__WHAT TO DO__: Print the entries that appear below, exactly as written and without their pictures.

- - - - -

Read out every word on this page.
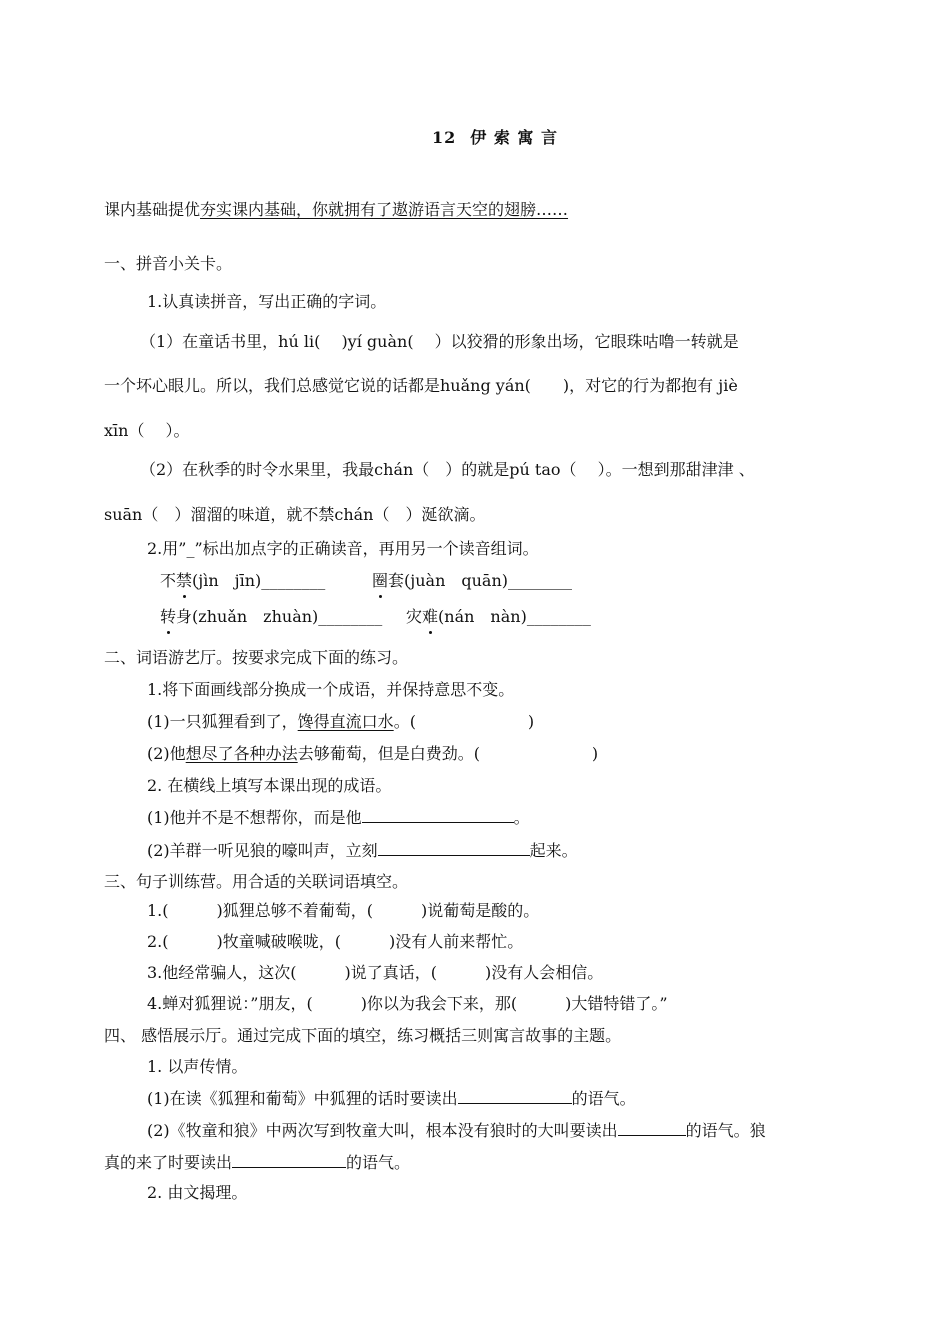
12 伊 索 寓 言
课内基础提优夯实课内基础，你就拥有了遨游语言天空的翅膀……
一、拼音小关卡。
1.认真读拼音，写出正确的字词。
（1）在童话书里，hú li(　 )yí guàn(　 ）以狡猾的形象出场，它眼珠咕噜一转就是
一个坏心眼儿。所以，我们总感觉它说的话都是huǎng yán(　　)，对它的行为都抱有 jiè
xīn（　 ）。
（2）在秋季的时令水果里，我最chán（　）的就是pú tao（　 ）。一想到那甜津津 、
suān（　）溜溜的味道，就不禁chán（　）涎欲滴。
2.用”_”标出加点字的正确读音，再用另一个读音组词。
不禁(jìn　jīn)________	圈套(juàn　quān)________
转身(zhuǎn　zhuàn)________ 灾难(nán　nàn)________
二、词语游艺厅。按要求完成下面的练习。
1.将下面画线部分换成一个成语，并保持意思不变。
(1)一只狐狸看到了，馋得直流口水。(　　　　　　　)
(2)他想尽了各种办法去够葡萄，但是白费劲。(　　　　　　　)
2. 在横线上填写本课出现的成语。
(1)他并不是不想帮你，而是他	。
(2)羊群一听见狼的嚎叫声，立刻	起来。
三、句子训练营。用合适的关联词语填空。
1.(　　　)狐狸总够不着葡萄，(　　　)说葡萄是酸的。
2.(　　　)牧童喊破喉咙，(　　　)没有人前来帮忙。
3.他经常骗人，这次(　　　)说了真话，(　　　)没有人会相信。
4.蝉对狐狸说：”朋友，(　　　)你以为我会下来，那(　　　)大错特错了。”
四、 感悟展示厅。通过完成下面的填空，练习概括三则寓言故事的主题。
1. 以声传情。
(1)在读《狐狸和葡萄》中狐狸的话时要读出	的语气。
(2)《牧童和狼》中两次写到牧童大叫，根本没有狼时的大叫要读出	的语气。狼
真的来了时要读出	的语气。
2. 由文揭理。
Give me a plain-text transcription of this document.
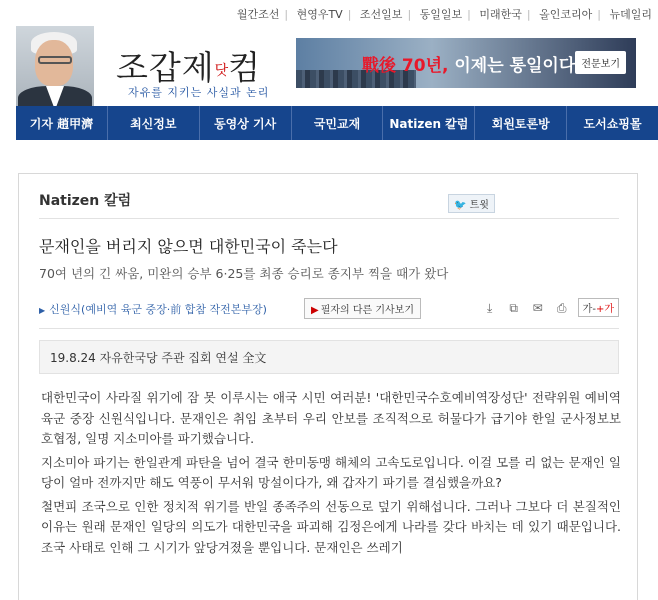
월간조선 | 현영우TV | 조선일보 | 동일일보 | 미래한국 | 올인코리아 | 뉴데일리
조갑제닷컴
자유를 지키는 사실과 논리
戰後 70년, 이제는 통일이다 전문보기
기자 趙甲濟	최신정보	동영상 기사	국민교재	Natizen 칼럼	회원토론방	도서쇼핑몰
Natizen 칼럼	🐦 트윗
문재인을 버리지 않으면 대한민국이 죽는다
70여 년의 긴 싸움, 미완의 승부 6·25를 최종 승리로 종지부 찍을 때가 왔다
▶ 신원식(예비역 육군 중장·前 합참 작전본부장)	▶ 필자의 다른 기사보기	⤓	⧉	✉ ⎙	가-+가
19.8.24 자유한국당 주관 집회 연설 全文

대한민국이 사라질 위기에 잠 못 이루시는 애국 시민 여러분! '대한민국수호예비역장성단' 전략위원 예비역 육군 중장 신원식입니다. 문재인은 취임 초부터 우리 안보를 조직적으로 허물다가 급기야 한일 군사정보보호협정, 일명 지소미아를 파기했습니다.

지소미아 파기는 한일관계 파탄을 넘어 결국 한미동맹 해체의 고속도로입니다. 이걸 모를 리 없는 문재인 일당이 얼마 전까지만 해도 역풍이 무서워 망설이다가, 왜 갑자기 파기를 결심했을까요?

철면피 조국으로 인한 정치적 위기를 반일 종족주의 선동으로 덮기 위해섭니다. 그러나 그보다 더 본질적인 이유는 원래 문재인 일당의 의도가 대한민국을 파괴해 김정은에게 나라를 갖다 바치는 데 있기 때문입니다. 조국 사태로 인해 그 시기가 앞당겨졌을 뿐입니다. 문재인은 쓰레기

- - - - -

__FINAL RESULT__:
Read out every word on this page.
12 伊 索 寓 言
课内基础提优夯实课内基础，你就拥有了遨游语言天空的翅膀……
一、拼音小关卡。
1.认真读拼音，写出正确的字词。
（1）在童话书里，hú li(　 )yí guàn(　 ）以狡猾的形象出场，它眼珠咕噜一转就是
一个坏心眼儿。所以，我们总感觉它说的话都是huǎng yán(　　)，对它的行为都抱有 jiè
xīn（　 ）。
（2）在秋季的时令水果里，我最chán（　）的就是pú tao（　 ）。一想到那甜津津 、
suān（　）溜溜的味道，就不禁chán（　）涎欲滴。
2.用”_”标出加点字的正确读音，再用另一个读音组词。
不禁(jìn　jīn)________	圈套(juàn　quān)________
转身(zhuǎn　zhuàn)________ 灾难(nán　nàn)________
二、词语游艺厅。按要求完成下面的练习。
1.将下面画线部分换成一个成语，并保持意思不变。
(1)一只狐狸看到了，馋得直流口水。(　　　　　　　)
(2)他想尽了各种办法去够葡萄，但是白费劲。(　　　　　　　)
2. 在横线上填写本课出现的成语。
(1)他并不是不想帮你，而是他	。
(2)羊群一听见狼的嚎叫声，立刻	起来。
三、句子训练营。用合适的关联词语填空。
1.(　　　)狐狸总够不着葡萄，(　　　)说葡萄是酸的。
2.(　　　)牧童喊破喉咙，(　　　)没有人前来帮忙。
3.他经常骗人，这次(　　　)说了真话，(　　　)没有人会相信。
4.蝉对狐狸说：”朋友，(　　　)你以为我会下来，那(　　　)大错特错了。”
四、 感悟展示厅。通过完成下面的填空，练习概括三则寓言故事的主题。
1. 以声传情。
(1)在读《狐狸和葡萄》中狐狸的话时要读出	的语气。
(2)《牧童和狼》中两次写到牧童大叫，根本没有狼时的大叫要读出	的语气。狼
真的来了时要读出	的语气。
2. 由文揭理。
Give me a plain-text transcription of this document.
월간조선 | 현영우TV | 조선일보 | 동일일보 | 미래한국 | 올인코리아 | 뉴데일리
조갑제닷컴
자유를 지키는 사실과 논리
戰後 70년, 이제는 통일이다 전문보기
기자 趙甲濟	최신정보	동영상 기사	국민교재	Natizen 칼럼	회원토론방	도서쇼핑몰
Natizen 칼럼	🐦 트윗
문재인을 버리지 않으면 대한민국이 죽는다
70여 년의 긴 싸움, 미완의 승부 6·25를 최종 승리로 종지부 찍을 때가 왔다
▶ 신원식(예비역 육군 중장·前 합참 작전본부장)	▶ 필자의 다른 기사보기	⤓	⧉	✉ ⎙	가-+가
19.8.24 자유한국당 주관 집회 연설 全文

대한민국이 사라질 위기에 잠 못 이루시는 애국 시민 여러분! '대한민국수호예비역장성단' 전략위원 예비역 육군 중장 신원식입니다. 문재인은 취임 초부터 우리 안보를 조직적으로 허물다가 급기야 한일 군사정보보호협정, 일명 지소미아를 파기했습니다.

지소미아 파기는 한일관계 파탄을 넘어 결국 한미동맹 해체의 고속도로입니다. 이걸 모를 리 없는 문재인 일당이 얼마 전까지만 해도 역풍이 무서워 망설이다가, 왜 갑자기 파기를 결심했을까요?

철면피 조국으로 인한 정치적 위기를 반일 종족주의 선동으로 덮기 위해섭니다. 그러나 그보다 더 본질적인 이유는 원래 문재인 일당의 의도가 대한민국을 파괴해 김정은에게 나라를 갖다 바치는 데 있기 때문입니다. 조국 사태로 인해 그 시기가 앞당겨졌을 뿐입니다. 문재인은 쓰레기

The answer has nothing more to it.